[Source records]
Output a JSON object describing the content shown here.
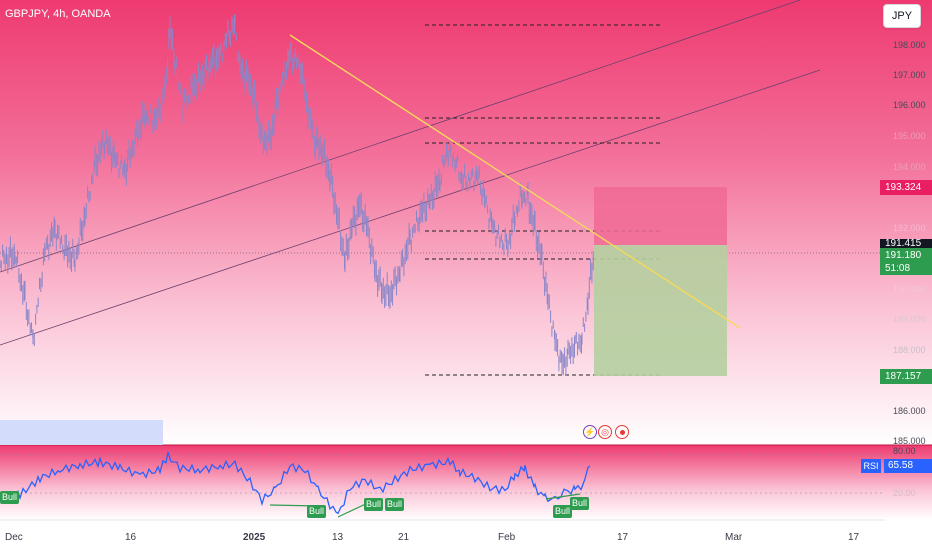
{
  "header": {
    "symbol": "GBPJPY, 4h, OANDA",
    "currency_button": "JPY"
  },
  "price_axis": {
    "ticks": [
      "198.000",
      "197.000",
      "196.000",
      "195.000",
      "194.000",
      "193.000",
      "192.000",
      "190.000",
      "189.000",
      "188.000",
      "186.000",
      "185.000"
    ],
    "labels": {
      "target_price": "193.324",
      "entry_price": "191.415",
      "last_price": "191.180",
      "countdown": "51:08",
      "stop_price": "187.157"
    }
  },
  "time_axis": {
    "ticks": [
      "Dec",
      "16",
      "2025",
      "13",
      "21",
      "Feb",
      "17",
      "Mar",
      "17"
    ]
  },
  "rsi": {
    "badge": "RSI",
    "value": "65.58",
    "level_top": "80.00",
    "level_bottom": "20.00",
    "bull_tags": [
      "Bull",
      "Bull",
      "Bull",
      "Bull",
      "Bull",
      "Bull"
    ]
  },
  "icons": [
    "lightning-icon",
    "target-icon"
  ],
  "colors": {
    "background_top": "#f0306a",
    "background_bottom": "#ffffff",
    "candle": "#8a86c8",
    "trendline": "#f5d95a",
    "rsi_line": "#2962ff",
    "profit_zone": "#b5cfa0",
    "loss_zone": "#f06a95",
    "bull_tag": "#2e9c4f"
  }
}
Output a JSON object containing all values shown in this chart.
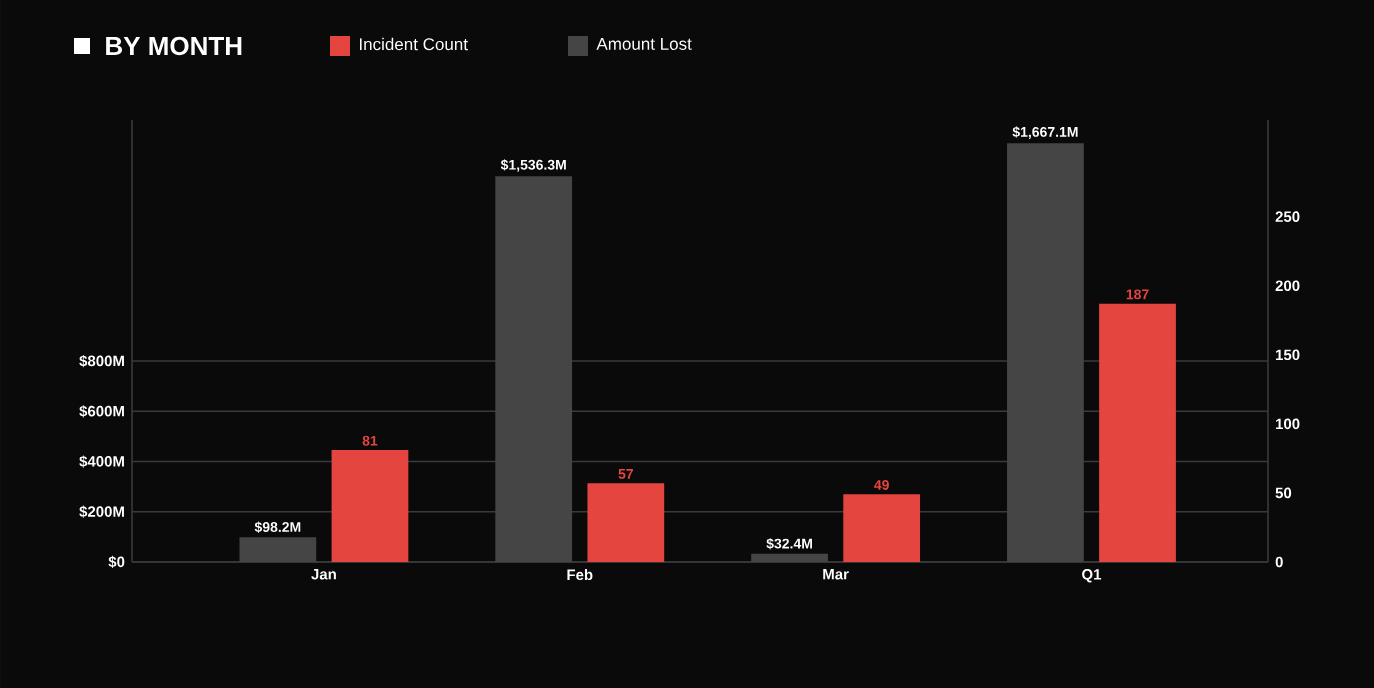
{
  "chart_data": {
    "type": "bar",
    "title": "BY MONTH",
    "categories": [
      "Jan",
      "Feb",
      "Mar",
      "Q1"
    ],
    "series": [
      {
        "name": "Amount Lost",
        "color": "#454545",
        "values": [
          98.2,
          1536.3,
          32.4,
          1667.1
        ],
        "value_labels": [
          "$98.2M",
          "$1,536.3M",
          "$32.4M",
          "$1,667.1M"
        ]
      },
      {
        "name": "Incident Count",
        "color": "#e5453f",
        "axis": "y2",
        "values": [
          81,
          57,
          49,
          187
        ],
        "value_labels": [
          "81",
          "57",
          "49",
          "187"
        ]
      }
    ],
    "ylim": [
      0,
      1760
    ],
    "yticks": [
      {
        "value": 0,
        "label": "$0"
      },
      {
        "value": 200,
        "label": "$200M"
      },
      {
        "value": 400,
        "label": "$400M"
      },
      {
        "value": 600,
        "label": "$600M"
      },
      {
        "value": 800,
        "label": "$800M"
      }
    ],
    "y2lim": [
      0,
      320
    ],
    "y2ticks": [
      0,
      50,
      100,
      150,
      200,
      250
    ],
    "grid": "y",
    "legend": "top"
  }
}
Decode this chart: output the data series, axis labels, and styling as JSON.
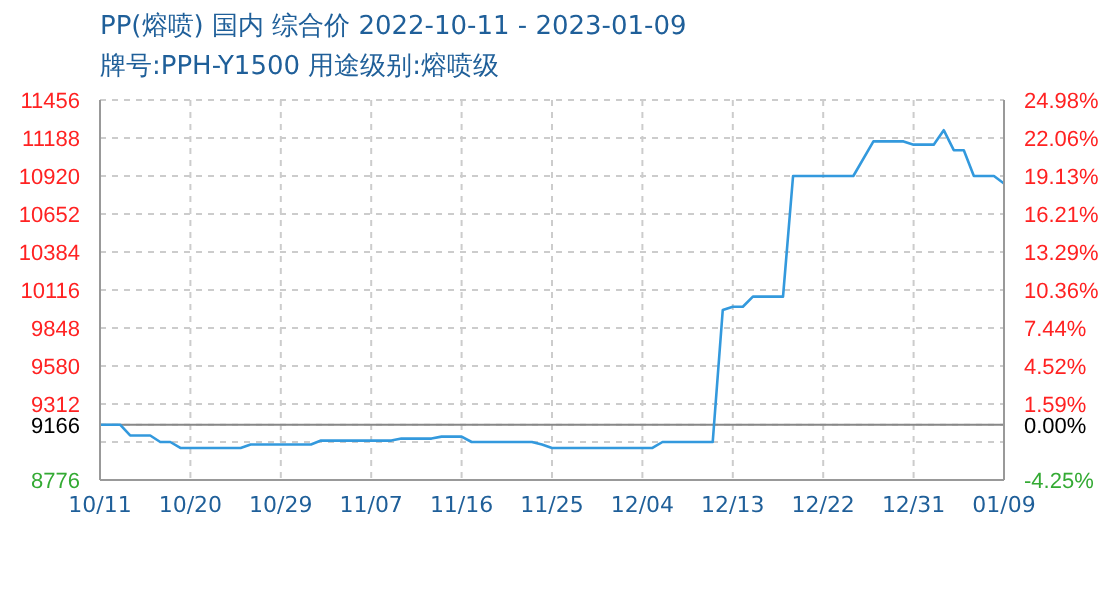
{
  "chart_data": {
    "type": "line",
    "title": "PP(熔喷) 国内 综合价 2022-10-11 - 2023-01-09",
    "subtitle": "牌号:PPH-Y1500 用途级别:熔喷级",
    "x": [
      "2022-10-11",
      "2022-10-13",
      "2022-10-14",
      "2022-10-16",
      "2022-10-17",
      "2022-10-18",
      "2022-10-19",
      "2022-10-25",
      "2022-10-26",
      "2022-11-01",
      "2022-11-02",
      "2022-11-09",
      "2022-11-10",
      "2022-11-13",
      "2022-11-14",
      "2022-11-16",
      "2022-11-17",
      "2022-11-23",
      "2022-11-24",
      "2022-11-25",
      "2022-12-05",
      "2022-12-06",
      "2022-12-11",
      "2022-12-12",
      "2022-12-13",
      "2022-12-14",
      "2022-12-15",
      "2022-12-18",
      "2022-12-19",
      "2022-12-25",
      "2022-12-27",
      "2022-12-30",
      "2022-12-31",
      "2023-01-02",
      "2023-01-03",
      "2023-01-04",
      "2023-01-05",
      "2023-01-06",
      "2023-01-08",
      "2023-01-09"
    ],
    "series": [
      {
        "color": "#3399dd",
        "values": [
          9166,
          9166,
          9090,
          9090,
          9044,
          9044,
          9002,
          9002,
          9026,
          9026,
          9054,
          9054,
          9068,
          9068,
          9082,
          9082,
          9044,
          9044,
          9026,
          9002,
          9002,
          9044,
          9044,
          9975,
          9998,
          9998,
          10069,
          10069,
          10920,
          10920,
          11164,
          11164,
          11141,
          11141,
          11243,
          11102,
          11102,
          10920,
          10920,
          10867
        ]
      }
    ],
    "xlim": [
      "2022-10-11",
      "2023-01-09"
    ],
    "xticks": [
      {
        "value": "2022-10-11",
        "label": "10/11"
      },
      {
        "value": "2022-10-20",
        "label": "10/20"
      },
      {
        "value": "2022-10-29",
        "label": "10/29"
      },
      {
        "value": "2022-11-07",
        "label": "11/07"
      },
      {
        "value": "2022-11-16",
        "label": "11/16"
      },
      {
        "value": "2022-11-25",
        "label": "11/25"
      },
      {
        "value": "2022-12-04",
        "label": "12/04"
      },
      {
        "value": "2022-12-13",
        "label": "12/13"
      },
      {
        "value": "2022-12-22",
        "label": "12/22"
      },
      {
        "value": "2022-12-31",
        "label": "12/31"
      },
      {
        "value": "2023-01-09",
        "label": "01/09"
      }
    ],
    "ylim": [
      8776,
      11456
    ],
    "yticks": [
      8776,
      {
        "value": 9044,
        "label": null
      },
      9166,
      9312,
      9580,
      9848,
      10116,
      10384,
      10652,
      10920,
      11188,
      11456
    ],
    "y2lim": [
      -4.25,
      24.98
    ],
    "y2ticks": [
      {
        "value": -4.25,
        "label": "-4.25%"
      },
      {
        "value": -1.33,
        "label": null
      },
      {
        "value": 0,
        "label": "0.00%"
      },
      {
        "value": 1.59,
        "label": "1.59%"
      },
      {
        "value": 4.52,
        "label": "4.52%"
      },
      {
        "value": 7.44,
        "label": "7.44%"
      },
      {
        "value": 10.36,
        "label": "10.36%"
      },
      {
        "value": 13.29,
        "label": "13.29%"
      },
      {
        "value": 16.21,
        "label": "16.21%"
      },
      {
        "value": 19.13,
        "label": "19.13%"
      },
      {
        "value": 22.06,
        "label": "22.06%"
      },
      {
        "value": 24.98,
        "label": "24.98%"
      }
    ],
    "ref_lines": [
      {
        "axis": "y",
        "value": 9166,
        "color": "#888888"
      }
    ],
    "grid": true,
    "marker": "none",
    "line_style": "solid"
  }
}
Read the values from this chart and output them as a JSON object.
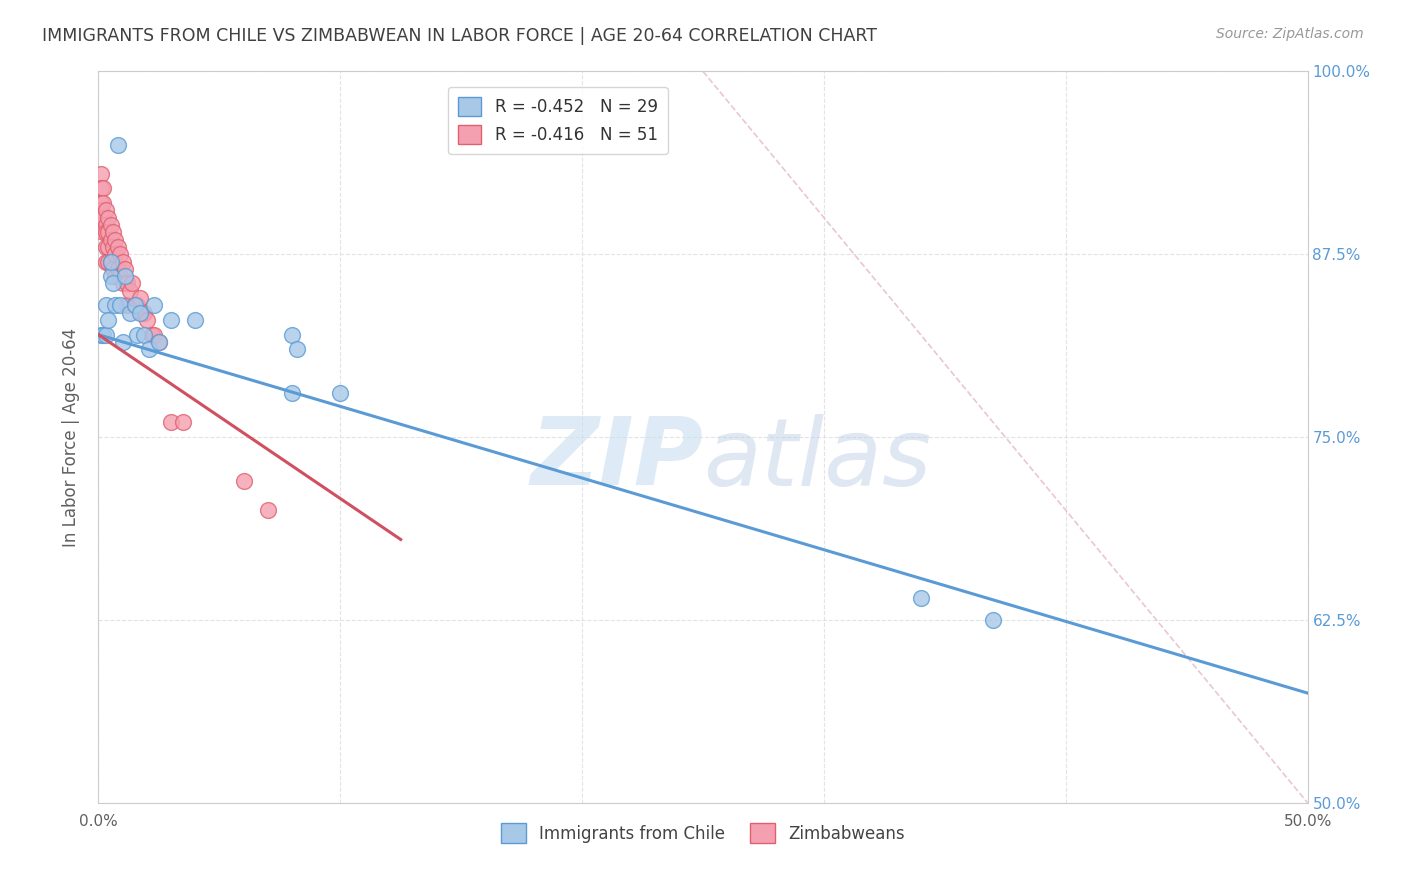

AIM OF THE EXERCISE
Gather all lines with the string "this" from the data.

RESPONSE TO THE EXERCISE
Output a JSON object containing all values shown in this chart.
Decode this chart: output the data series, axis labels, and styling as JSON.
Read the values from this chart and output them as a JSON object.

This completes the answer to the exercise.